What the task asks
Write each record again exactly as it stands.

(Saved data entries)

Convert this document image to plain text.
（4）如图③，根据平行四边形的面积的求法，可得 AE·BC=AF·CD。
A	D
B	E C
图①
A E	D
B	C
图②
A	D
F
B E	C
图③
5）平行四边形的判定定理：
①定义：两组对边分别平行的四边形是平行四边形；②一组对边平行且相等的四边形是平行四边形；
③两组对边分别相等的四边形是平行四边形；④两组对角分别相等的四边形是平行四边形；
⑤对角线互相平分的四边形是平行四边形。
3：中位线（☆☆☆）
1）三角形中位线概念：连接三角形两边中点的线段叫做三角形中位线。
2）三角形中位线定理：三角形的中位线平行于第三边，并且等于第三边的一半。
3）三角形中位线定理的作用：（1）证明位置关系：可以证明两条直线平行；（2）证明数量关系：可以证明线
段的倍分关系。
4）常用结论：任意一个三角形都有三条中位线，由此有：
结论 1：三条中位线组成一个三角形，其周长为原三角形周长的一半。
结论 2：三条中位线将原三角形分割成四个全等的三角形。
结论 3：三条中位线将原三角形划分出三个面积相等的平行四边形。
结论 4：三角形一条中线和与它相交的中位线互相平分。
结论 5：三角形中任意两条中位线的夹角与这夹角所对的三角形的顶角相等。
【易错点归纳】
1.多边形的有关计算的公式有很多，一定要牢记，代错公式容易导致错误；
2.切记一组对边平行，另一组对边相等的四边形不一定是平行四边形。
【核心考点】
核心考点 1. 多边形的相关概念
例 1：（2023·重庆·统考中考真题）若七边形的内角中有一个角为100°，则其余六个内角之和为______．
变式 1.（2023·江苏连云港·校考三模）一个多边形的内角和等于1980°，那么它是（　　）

Exercise solution
Convert this document image to plain text.
（4）如图③，根据平行四边形的面积的求法，可得 AE·BC=AF·CD。
A	D
B	E C
图①
A E	D
B	C
图②
A	D
F
B E	C
图③
5）平行四边形的判定定理：
①定义：两组对边分别平行的四边形是平行四边形；②一组对边平行且相等的四边形是平行四边形；
③两组对边分别相等的四边形是平行四边形；④两组对角分别相等的四边形是平行四边形；
⑤对角线互相平分的四边形是平行四边形。
3：中位线（☆☆☆）
1）三角形中位线概念：连接三角形两边中点的线段叫做三角形中位线。
2）三角形中位线定理：三角形的中位线平行于第三边，并且等于第三边的一半。
3）三角形中位线定理的作用：（1）证明位置关系：可以证明两条直线平行；（2）证明数量关系：可以证明线
段的倍分关系。
4）常用结论：任意一个三角形都有三条中位线，由此有：
结论 1：三条中位线组成一个三角形，其周长为原三角形周长的一半。
结论 2：三条中位线将原三角形分割成四个全等的三角形。
结论 3：三条中位线将原三角形划分出三个面积相等的平行四边形。
结论 4：三角形一条中线和与它相交的中位线互相平分。
结论 5：三角形中任意两条中位线的夹角与这夹角所对的三角形的顶角相等。
【易错点归纳】
1.多边形的有关计算的公式有很多，一定要牢记，代错公式容易导致错误；
2.切记一组对边平行，另一组对边相等的四边形不一定是平行四边形。
【核心考点】
核心考点 1. 多边形的相关概念
例 1：（2023·重庆·统考中考真题）若七边形的内角中有一个角为100°，则其余六个内角之和为______．
变式 1.（2023·江苏连云港·校考三模）一个多边形的内角和等于1980°，那么它是（　　）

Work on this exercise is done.